[Collected data]

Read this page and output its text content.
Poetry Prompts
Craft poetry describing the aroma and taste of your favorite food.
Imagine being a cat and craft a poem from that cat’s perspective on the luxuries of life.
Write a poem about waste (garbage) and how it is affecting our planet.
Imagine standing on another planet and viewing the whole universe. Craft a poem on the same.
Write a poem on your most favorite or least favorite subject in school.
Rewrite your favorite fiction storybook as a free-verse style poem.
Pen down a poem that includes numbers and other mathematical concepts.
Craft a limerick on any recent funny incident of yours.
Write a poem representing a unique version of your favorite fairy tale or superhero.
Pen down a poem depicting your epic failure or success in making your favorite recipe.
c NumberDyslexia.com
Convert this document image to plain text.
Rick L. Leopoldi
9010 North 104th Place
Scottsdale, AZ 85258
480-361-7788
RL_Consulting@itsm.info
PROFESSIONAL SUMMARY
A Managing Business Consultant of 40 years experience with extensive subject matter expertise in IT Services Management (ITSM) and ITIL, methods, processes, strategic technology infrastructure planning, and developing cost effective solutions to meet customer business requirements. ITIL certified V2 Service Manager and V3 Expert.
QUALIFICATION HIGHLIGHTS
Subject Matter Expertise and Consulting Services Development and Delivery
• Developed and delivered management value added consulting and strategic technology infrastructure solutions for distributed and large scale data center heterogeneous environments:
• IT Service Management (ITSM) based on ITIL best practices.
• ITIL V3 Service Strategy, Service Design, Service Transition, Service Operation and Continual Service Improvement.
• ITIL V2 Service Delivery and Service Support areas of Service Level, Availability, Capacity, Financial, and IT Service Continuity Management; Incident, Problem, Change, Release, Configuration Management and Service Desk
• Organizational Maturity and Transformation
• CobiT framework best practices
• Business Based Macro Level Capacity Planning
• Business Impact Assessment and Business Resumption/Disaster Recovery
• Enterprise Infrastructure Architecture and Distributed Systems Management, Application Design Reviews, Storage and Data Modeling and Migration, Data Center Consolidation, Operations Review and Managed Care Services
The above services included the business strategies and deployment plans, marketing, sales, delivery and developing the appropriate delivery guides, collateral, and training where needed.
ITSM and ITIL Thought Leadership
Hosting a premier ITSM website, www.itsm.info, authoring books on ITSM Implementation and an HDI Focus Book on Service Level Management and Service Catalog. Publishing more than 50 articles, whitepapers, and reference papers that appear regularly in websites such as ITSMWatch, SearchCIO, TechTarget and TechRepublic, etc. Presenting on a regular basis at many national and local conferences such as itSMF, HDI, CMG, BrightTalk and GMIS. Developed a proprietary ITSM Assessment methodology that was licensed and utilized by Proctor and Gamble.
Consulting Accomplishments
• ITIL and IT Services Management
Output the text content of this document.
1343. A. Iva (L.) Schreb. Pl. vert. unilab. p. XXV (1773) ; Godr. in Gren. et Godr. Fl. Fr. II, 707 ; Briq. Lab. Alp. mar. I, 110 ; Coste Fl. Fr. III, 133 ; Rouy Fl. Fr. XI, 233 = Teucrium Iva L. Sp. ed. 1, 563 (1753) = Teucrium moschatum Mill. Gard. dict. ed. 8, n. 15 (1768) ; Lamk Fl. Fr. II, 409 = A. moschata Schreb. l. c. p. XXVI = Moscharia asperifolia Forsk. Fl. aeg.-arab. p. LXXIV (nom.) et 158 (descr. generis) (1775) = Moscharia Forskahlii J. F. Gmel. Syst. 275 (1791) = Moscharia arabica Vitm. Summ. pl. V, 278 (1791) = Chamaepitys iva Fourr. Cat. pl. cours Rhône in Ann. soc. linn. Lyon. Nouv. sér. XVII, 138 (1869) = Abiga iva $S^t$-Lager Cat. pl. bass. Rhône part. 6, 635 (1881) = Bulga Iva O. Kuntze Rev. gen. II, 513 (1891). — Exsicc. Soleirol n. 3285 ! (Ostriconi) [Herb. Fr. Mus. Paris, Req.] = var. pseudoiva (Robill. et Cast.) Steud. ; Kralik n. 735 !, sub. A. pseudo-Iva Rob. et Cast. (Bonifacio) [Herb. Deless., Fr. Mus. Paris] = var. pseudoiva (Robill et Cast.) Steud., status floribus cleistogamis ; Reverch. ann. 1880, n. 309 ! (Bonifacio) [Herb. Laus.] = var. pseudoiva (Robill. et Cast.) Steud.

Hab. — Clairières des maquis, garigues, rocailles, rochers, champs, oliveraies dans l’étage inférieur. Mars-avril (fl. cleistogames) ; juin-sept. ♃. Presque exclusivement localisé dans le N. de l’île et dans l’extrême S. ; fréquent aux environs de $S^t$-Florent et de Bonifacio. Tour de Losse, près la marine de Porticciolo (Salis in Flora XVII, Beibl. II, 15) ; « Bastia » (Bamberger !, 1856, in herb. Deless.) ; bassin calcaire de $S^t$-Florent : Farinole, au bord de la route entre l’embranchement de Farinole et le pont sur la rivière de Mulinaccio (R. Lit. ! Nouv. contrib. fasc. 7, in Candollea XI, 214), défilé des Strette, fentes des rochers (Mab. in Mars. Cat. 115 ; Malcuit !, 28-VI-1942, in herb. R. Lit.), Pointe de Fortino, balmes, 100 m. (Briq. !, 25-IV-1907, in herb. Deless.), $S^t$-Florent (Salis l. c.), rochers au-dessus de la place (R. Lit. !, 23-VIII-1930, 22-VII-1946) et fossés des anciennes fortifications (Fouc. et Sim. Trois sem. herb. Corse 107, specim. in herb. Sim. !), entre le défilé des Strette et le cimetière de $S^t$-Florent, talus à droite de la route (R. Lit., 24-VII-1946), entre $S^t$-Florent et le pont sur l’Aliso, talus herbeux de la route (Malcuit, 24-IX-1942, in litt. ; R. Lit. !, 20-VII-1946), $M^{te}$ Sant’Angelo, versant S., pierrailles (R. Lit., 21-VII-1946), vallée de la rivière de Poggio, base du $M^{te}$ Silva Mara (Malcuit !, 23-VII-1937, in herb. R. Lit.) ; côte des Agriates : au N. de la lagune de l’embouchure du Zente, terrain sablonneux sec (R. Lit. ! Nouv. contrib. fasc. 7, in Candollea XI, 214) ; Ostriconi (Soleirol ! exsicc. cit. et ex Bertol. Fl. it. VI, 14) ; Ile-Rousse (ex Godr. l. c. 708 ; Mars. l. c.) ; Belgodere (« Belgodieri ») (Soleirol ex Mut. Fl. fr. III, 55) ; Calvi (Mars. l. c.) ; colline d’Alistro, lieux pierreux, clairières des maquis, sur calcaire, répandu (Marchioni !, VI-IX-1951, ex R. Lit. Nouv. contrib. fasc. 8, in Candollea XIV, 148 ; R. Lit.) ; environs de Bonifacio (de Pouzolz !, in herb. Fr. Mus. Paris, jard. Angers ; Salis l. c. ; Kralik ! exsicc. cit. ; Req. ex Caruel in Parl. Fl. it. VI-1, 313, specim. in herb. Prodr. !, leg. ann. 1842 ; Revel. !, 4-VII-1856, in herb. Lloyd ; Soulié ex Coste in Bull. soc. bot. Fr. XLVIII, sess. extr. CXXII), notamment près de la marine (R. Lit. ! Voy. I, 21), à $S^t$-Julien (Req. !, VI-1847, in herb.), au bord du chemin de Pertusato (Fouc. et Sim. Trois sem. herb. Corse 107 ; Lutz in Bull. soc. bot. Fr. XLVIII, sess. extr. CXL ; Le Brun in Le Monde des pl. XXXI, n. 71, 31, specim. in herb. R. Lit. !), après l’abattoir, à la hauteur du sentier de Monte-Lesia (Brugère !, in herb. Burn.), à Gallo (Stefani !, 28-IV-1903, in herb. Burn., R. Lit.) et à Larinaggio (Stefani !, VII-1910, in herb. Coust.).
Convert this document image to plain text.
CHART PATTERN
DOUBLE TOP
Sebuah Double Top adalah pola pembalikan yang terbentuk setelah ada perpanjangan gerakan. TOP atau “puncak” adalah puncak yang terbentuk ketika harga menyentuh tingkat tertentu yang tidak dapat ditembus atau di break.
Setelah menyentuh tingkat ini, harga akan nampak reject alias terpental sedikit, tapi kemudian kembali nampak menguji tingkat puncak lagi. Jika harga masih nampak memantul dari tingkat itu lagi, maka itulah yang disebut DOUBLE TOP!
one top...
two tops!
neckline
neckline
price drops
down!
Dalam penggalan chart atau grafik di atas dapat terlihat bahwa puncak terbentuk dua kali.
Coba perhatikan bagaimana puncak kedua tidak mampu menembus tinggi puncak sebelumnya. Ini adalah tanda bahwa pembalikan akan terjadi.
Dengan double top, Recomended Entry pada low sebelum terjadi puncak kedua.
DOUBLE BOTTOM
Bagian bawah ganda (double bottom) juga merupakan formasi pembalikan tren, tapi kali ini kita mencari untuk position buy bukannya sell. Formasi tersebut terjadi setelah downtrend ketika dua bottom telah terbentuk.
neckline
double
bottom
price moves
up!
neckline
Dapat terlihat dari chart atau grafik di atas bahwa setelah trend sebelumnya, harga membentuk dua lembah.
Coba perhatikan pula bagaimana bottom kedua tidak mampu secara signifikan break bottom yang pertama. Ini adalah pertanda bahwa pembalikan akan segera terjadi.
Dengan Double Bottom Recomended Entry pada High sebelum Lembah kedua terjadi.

### Task details
Of the lines in the data, how many hold the string "Imagine"? State the number, nothing else.

### Reply
2